◆ TO DO
Of the lines below, how many hold the string "发生质量"? Give only the number.

◆ MATERIAL FOR THIS EXERCISE
* begin *

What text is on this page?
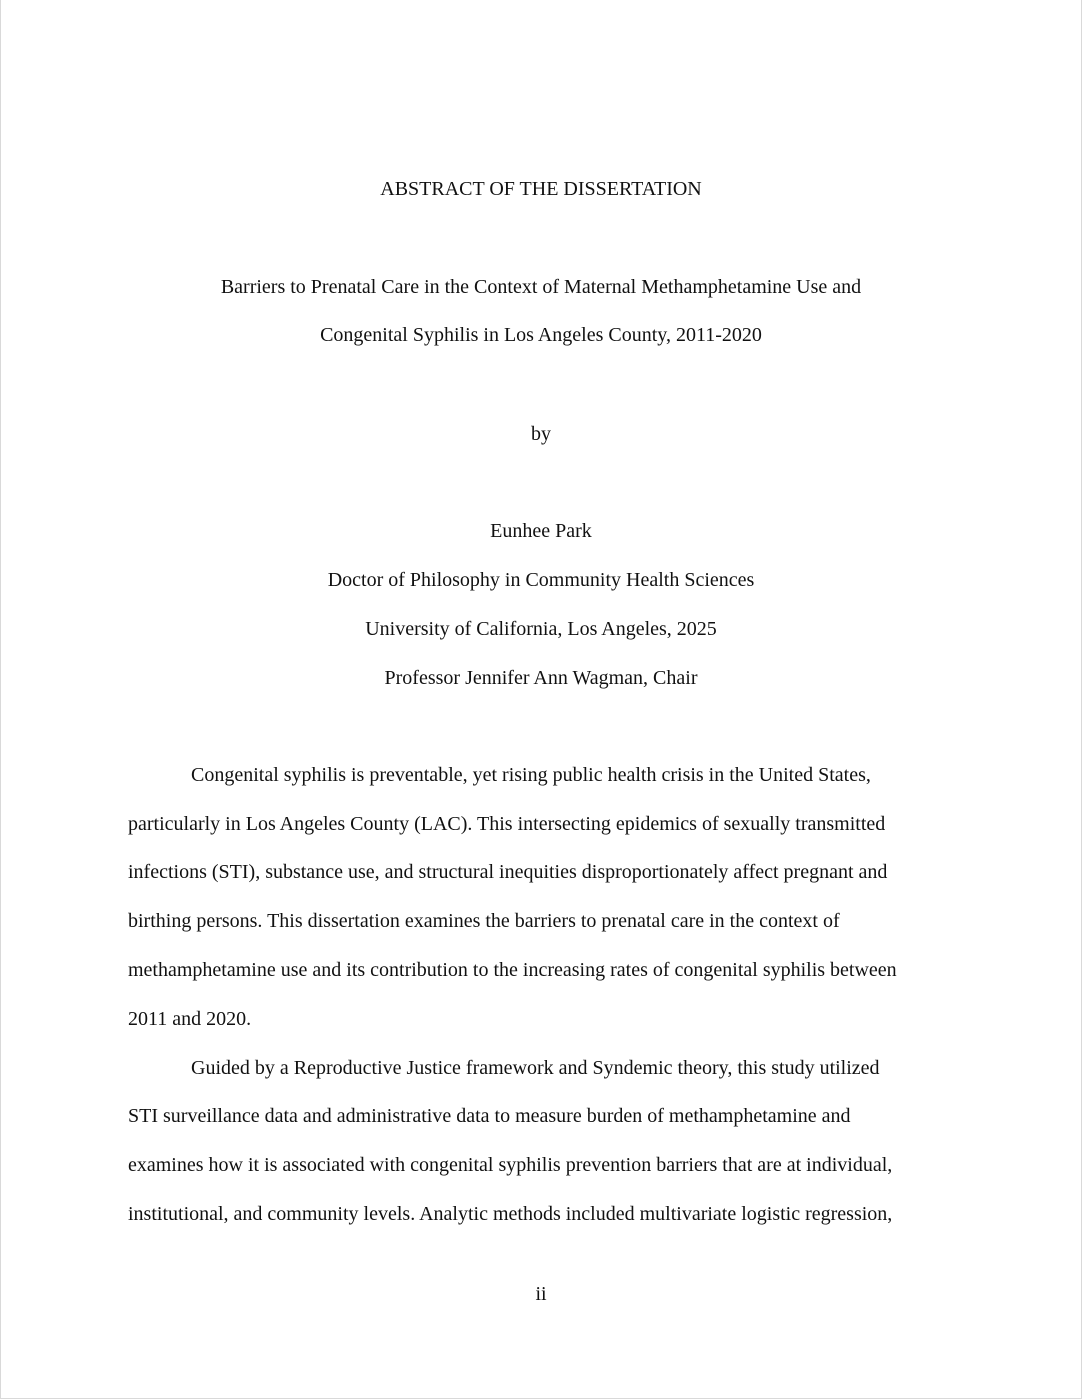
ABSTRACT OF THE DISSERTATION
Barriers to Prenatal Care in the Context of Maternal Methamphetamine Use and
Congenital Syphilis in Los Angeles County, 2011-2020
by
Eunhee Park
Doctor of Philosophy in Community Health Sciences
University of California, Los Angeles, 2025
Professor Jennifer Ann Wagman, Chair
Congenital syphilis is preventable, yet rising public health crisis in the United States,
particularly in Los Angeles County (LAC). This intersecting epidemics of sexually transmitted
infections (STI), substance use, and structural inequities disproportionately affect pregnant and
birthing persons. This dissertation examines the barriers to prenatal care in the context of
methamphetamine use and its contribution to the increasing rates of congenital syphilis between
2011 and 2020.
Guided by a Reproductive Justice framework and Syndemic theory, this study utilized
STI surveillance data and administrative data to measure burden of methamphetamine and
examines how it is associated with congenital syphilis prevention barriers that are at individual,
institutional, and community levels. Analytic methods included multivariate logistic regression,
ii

* end *
* begin *

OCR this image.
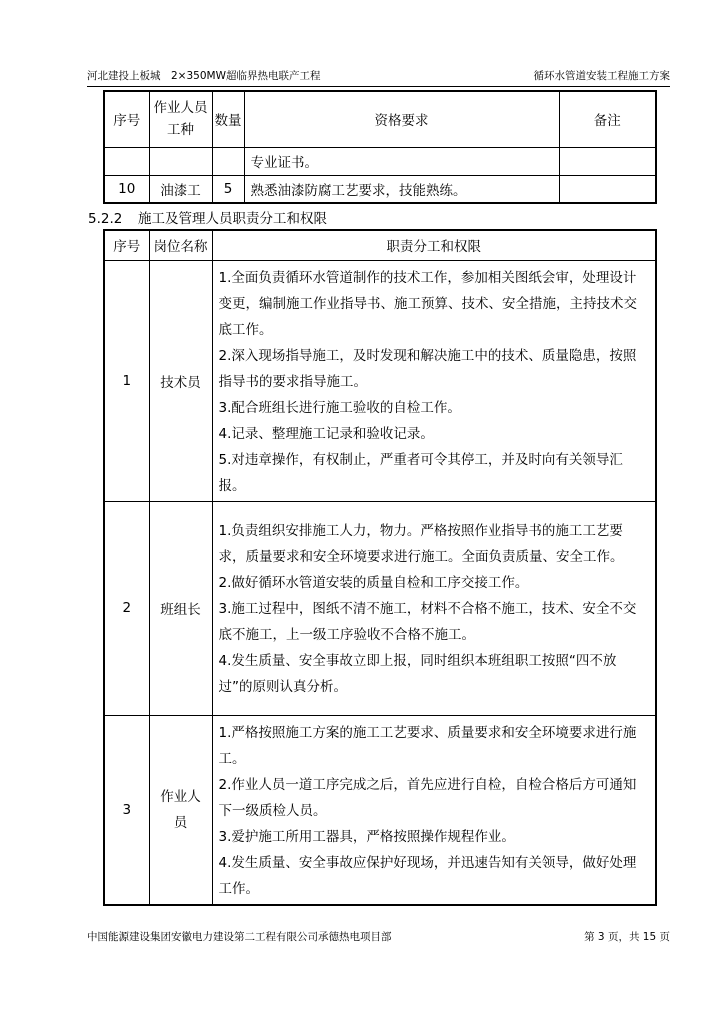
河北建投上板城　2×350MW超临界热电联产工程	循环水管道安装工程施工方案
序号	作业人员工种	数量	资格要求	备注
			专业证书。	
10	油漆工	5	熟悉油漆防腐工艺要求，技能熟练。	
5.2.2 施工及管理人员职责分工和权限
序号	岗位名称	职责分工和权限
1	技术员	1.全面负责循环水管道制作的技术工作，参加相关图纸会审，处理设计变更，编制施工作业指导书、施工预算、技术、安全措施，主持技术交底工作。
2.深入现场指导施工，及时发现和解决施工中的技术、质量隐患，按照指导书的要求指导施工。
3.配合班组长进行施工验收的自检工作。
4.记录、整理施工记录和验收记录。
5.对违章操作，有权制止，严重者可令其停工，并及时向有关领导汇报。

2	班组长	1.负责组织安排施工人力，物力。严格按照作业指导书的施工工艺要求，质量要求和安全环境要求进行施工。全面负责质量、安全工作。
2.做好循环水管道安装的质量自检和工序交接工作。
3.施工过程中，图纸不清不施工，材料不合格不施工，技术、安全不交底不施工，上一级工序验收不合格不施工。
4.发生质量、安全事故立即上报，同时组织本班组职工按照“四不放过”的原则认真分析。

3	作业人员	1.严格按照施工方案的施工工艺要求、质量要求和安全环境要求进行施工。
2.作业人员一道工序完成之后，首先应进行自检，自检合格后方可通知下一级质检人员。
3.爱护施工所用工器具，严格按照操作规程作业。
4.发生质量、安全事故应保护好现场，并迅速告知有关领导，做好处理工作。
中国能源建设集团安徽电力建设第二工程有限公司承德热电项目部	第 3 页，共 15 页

* end *

◆ ANSWER TO THE PROBLEM
2